### WHAT THE TASK ASKS
Copy out all of the material exactly as presented.
## start
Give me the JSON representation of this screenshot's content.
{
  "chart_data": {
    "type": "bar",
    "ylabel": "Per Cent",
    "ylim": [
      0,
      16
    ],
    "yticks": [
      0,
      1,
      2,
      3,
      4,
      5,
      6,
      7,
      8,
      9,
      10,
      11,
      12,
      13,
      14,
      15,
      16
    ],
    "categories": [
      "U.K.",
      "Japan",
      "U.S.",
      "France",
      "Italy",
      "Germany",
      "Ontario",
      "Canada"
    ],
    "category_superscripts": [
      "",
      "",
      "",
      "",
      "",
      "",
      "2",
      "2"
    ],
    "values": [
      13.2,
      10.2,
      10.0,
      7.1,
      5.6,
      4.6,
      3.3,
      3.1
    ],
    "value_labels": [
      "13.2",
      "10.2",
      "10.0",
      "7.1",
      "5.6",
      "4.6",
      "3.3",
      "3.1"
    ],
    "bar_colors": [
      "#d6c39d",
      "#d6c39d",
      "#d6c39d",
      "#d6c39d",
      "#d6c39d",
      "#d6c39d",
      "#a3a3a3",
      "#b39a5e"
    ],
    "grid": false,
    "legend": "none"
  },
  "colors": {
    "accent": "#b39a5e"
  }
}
## end
### PROBLEM SOLUTION
Give me the JSON representation of this screenshot's content.
{
  "chart_data": {
    "type": "bar",
    "ylabel": "Per Cent",
    "ylim": [
      0,
      16
    ],
    "yticks": [
      0,
      1,
      2,
      3,
      4,
      5,
      6,
      7,
      8,
      9,
      10,
      11,
      12,
      13,
      14,
      15,
      16
    ],
    "categories": [
      "U.K.",
      "Japan",
      "U.S.",
      "France",
      "Italy",
      "Germany",
      "Ontario",
      "Canada"
    ],
    "category_superscripts": [
      "",
      "",
      "",
      "",
      "",
      "",
      "2",
      "2"
    ],
    "values": [
      13.2,
      10.2,
      10.0,
      7.1,
      5.6,
      4.6,
      3.3,
      3.1
    ],
    "value_labels": [
      "13.2",
      "10.2",
      "10.0",
      "7.1",
      "5.6",
      "4.6",
      "3.3",
      "3.1"
    ],
    "bar_colors": [
      "#d6c39d",
      "#d6c39d",
      "#d6c39d",
      "#d6c39d",
      "#d6c39d",
      "#d6c39d",
      "#a3a3a3",
      "#b39a5e"
    ],
    "grid": false,
    "legend": "none"
  },
  "colors": {
    "accent": "#b39a5e"
  }
}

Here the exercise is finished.